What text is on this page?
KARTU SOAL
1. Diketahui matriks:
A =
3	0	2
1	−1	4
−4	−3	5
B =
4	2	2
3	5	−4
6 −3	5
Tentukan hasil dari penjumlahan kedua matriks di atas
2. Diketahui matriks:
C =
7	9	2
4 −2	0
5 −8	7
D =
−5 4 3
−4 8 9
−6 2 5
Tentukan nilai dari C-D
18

*Set exercise*.
What do the records say? Quote them all exactly.

*Finished task*.
What text is on this page?
KARTU SOAL
1. Diketahui matriks:
A =
3	0	2
1	−1	4
−4	−3	5
B =
4	2	2
3	5	−4
6 −3	5
Tentukan hasil dari penjumlahan kedua matriks di atas
2. Diketahui matriks:
C =
7	9	2
4 −2	0
5 −8	7
D =
−5 4 3
−4 8 9
−6 2 5
Tentukan nilai dari C-D
18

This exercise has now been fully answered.